Exercise prompt:
Gather every line below where "screen" appears.

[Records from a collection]
## Start

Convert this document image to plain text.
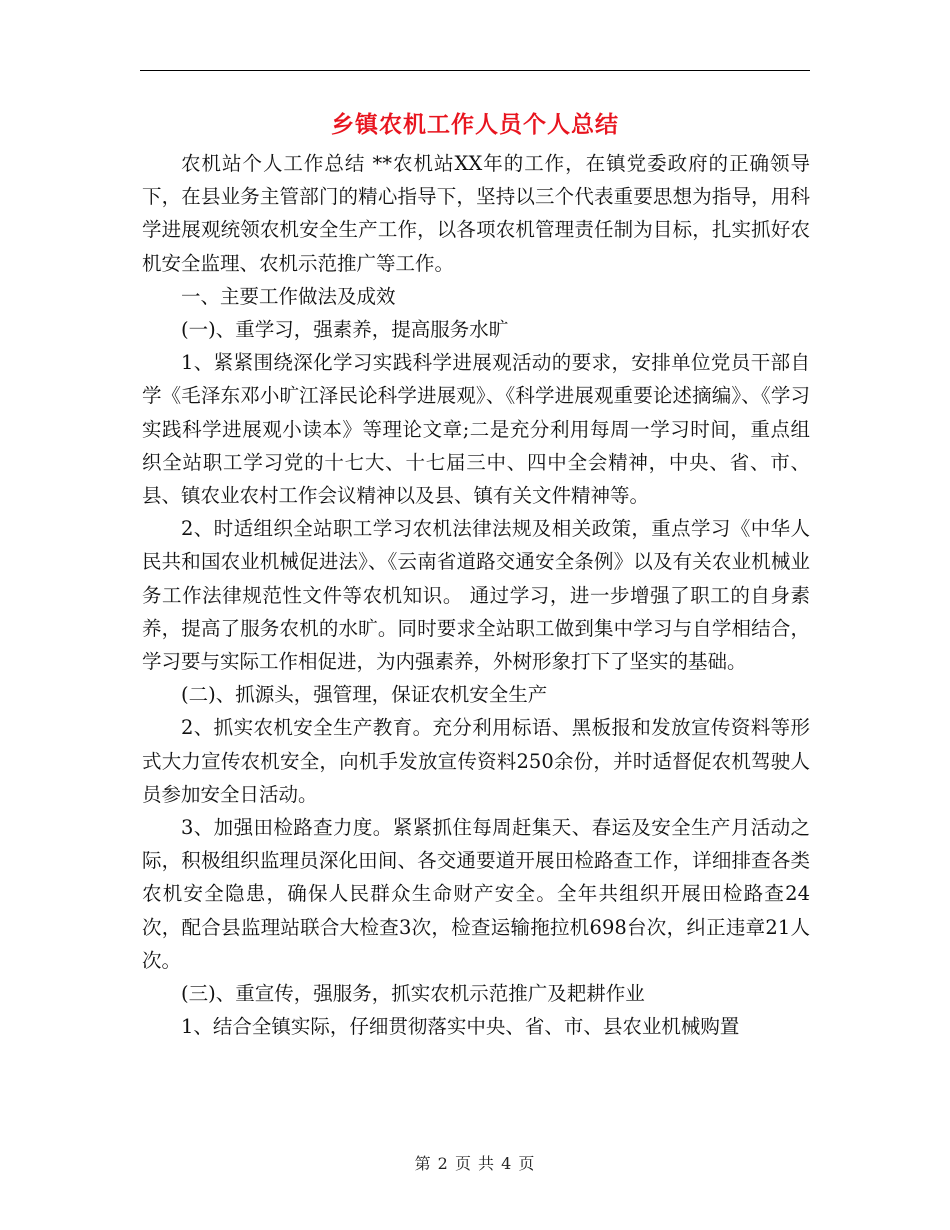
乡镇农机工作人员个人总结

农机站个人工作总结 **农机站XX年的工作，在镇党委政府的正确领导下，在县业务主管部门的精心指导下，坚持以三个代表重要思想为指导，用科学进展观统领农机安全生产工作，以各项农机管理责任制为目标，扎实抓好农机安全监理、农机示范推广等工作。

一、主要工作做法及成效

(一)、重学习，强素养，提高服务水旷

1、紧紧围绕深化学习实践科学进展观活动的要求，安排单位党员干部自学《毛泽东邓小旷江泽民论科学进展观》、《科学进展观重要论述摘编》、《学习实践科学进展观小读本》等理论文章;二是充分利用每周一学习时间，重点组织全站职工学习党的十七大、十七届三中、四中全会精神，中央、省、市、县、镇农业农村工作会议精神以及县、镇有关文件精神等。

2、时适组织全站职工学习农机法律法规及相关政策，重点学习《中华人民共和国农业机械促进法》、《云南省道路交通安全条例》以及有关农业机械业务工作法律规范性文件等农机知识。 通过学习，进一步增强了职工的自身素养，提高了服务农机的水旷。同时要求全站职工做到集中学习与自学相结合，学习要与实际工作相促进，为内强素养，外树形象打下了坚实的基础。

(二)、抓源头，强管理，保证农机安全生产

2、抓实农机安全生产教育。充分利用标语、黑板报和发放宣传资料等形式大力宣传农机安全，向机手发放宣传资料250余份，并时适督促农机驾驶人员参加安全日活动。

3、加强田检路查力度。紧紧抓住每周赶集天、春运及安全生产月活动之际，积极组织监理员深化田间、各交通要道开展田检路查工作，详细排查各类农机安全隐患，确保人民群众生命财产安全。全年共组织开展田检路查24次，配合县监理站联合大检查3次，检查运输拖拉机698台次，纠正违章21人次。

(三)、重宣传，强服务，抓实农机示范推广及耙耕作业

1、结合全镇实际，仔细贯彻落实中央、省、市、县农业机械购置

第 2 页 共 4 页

## End
## Start

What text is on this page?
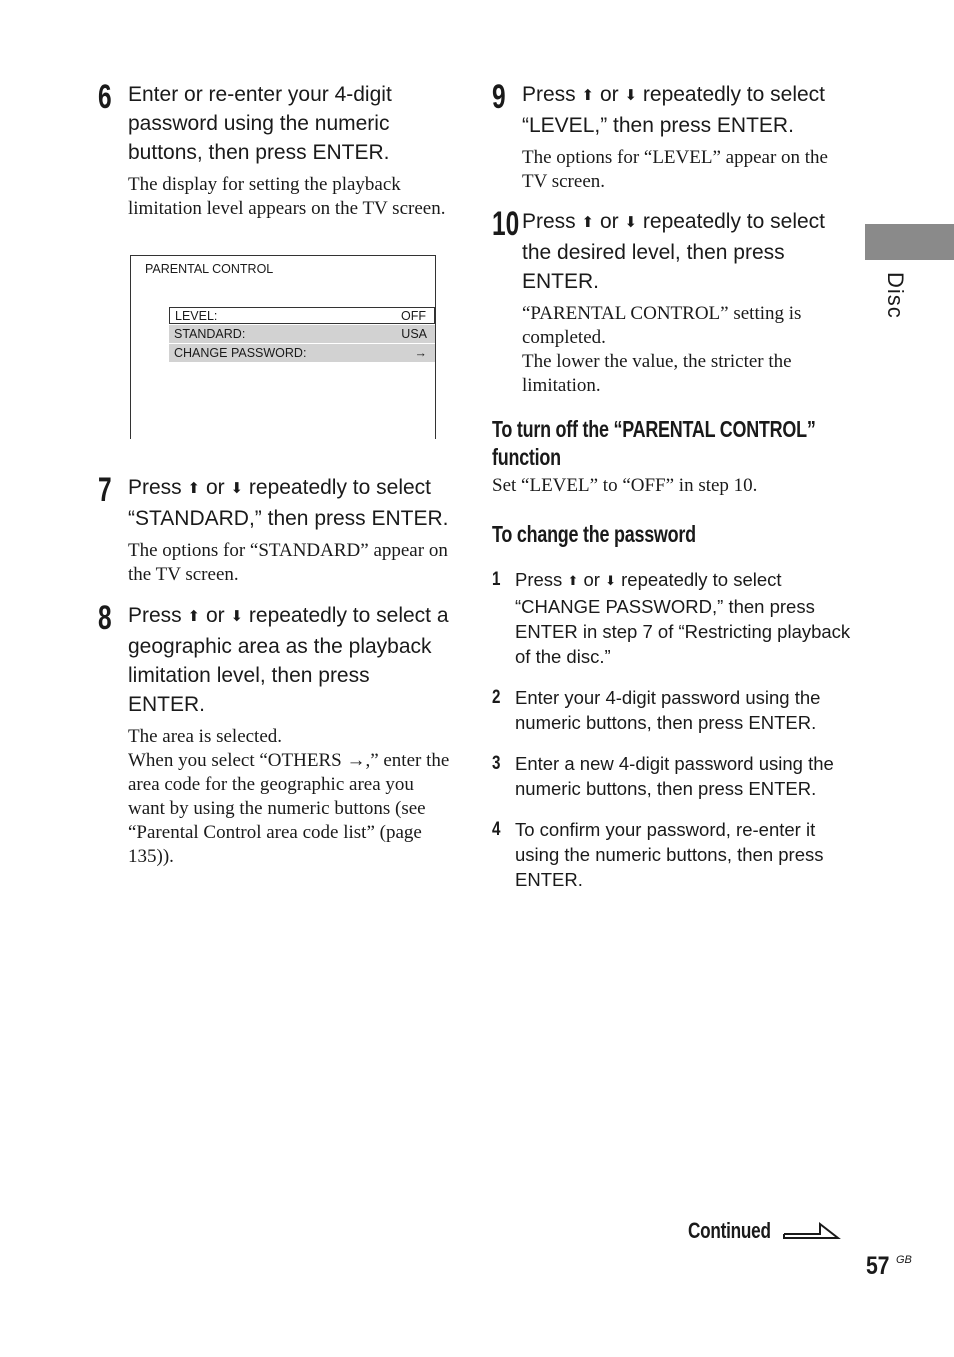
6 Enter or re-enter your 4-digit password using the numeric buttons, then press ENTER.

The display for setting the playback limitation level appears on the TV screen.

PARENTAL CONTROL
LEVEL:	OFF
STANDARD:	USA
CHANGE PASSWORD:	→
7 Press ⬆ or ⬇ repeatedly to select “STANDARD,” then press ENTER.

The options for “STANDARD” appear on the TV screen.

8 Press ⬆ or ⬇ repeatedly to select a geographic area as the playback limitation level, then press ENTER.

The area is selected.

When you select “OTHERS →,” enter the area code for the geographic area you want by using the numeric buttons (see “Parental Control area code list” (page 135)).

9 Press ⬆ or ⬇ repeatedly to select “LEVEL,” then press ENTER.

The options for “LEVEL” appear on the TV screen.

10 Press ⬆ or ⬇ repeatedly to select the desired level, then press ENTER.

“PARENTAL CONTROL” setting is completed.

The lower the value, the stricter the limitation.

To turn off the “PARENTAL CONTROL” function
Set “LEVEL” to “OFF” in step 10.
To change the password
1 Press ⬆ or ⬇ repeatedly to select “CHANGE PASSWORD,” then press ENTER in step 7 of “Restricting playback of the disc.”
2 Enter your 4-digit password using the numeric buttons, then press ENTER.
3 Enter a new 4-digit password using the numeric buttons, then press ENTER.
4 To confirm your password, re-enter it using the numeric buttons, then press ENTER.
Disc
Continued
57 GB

## End
## Start

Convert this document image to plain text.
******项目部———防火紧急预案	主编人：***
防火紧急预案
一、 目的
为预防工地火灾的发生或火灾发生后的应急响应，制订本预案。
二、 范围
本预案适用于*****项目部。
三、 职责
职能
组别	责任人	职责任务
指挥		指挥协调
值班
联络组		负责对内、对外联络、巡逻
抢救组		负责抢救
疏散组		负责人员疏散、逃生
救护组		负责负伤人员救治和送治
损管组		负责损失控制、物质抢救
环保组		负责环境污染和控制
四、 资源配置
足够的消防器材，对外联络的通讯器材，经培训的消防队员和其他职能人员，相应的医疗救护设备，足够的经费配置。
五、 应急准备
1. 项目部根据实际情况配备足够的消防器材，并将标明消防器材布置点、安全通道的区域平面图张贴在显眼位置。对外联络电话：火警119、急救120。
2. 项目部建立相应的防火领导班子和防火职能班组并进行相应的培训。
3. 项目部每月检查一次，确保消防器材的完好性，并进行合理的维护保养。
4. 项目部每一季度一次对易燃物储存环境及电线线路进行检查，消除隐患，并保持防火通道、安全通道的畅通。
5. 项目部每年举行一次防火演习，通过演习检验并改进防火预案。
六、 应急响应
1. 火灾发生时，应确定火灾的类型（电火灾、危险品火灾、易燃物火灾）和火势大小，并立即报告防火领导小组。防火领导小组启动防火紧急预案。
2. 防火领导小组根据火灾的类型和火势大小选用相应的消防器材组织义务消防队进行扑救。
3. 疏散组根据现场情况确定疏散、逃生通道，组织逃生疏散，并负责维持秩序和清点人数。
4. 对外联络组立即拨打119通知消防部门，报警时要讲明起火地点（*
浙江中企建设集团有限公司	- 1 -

## End

Answer to this task:
The display for setting the playback limitation level appears on the TV screen.
The options for “STANDARD” appear on the TV screen.
The options for “LEVEL” appear on the TV screen.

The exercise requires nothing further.